[Passage to read]
We may assume that religious involvement is an interesting mediator that might account for the positive effect of R/S on health status, by encouraging healthy life-style habits (avoidance of smoking and alcohol, dietary and sexual restrictions) which in the long term may decrease morbidity [8]. Among explanatory mechanisms of these results, it has been reported that religious beliefs may help patients to cope better with stressful situations by providing meaning and hope [8]. Furthermore, religious and spiritual involvement may result in healthier life style practices such as marital fidelity, and avoidance of alcohol, drugs and smoking [8].

[Task set]
A) Copy the passage on religion and health word for word, from "We may assume" up to and including "and smoking [8].".
B) In the passage on religion and health, how might religious beliefs help patients cope better with stressful situations?

[Data extracts]
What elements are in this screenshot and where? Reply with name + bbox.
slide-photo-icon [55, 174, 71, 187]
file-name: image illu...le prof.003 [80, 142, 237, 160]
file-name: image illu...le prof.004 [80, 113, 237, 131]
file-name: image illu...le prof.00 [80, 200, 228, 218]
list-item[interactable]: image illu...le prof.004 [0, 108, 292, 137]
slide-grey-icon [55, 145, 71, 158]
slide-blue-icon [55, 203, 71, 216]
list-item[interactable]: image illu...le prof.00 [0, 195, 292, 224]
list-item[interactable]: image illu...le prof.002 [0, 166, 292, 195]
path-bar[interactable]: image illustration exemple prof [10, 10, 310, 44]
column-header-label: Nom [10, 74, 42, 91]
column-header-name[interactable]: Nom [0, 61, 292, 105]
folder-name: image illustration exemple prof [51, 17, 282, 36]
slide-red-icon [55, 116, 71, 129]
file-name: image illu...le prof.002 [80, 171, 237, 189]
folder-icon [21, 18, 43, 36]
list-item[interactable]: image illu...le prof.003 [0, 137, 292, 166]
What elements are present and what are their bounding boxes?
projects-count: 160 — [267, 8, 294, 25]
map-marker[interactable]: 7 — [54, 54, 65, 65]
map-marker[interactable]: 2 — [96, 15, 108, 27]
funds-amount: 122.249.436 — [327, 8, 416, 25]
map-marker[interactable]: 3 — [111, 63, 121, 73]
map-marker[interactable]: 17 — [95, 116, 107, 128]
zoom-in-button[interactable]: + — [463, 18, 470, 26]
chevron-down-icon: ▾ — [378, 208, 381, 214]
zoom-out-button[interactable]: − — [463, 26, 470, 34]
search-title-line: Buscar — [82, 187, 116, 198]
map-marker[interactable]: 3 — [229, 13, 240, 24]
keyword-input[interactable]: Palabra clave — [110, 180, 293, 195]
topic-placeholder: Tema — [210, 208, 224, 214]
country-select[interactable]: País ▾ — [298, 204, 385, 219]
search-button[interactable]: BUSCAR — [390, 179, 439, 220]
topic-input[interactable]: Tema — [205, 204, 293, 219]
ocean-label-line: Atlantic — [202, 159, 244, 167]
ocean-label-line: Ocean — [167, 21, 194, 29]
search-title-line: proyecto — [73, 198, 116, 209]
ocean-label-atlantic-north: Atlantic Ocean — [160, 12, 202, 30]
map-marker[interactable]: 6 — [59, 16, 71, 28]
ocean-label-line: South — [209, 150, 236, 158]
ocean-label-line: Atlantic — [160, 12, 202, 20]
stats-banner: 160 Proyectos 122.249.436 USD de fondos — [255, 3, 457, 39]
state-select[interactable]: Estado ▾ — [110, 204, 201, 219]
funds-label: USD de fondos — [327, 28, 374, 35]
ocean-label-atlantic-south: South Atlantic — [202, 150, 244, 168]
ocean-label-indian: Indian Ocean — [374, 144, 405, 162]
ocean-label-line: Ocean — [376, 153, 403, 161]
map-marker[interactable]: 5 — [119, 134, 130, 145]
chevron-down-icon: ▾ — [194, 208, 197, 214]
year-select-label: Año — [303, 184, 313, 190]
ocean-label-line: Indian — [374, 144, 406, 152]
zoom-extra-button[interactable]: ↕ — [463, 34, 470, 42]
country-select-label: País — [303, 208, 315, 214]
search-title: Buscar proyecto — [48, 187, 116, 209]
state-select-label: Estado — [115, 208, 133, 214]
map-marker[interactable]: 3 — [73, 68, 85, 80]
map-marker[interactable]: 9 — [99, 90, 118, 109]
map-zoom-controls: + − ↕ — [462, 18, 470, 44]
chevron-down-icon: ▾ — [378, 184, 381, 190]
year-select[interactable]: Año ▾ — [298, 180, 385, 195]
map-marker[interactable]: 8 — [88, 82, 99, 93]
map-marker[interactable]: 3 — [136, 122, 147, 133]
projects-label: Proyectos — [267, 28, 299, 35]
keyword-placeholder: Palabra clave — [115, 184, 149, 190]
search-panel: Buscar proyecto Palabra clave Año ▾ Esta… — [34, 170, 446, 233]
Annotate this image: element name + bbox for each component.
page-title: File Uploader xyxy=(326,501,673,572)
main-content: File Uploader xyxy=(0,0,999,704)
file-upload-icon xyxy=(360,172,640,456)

[Problem solutions]
A)
We may assume that religious involvement is an interesting mediator that might account for the positive effect of R/S on health status, by encouraging healthy life-style habits (avoidance of smoking and alcohol, dietary and sexual restrictions) which in the long term may decrease morbidity [8]. Among explanatory mechanisms of these results, it has been reported that religious beliefs may help patients to cope better with stressful situations by providing meaning and hope [8]. Furthermore, religious and spiritual involvement may result in healthier life style practices such as marital fidelity, and avoidance of alcohol, drugs and smoking [8].

B) By providing meaning and hope.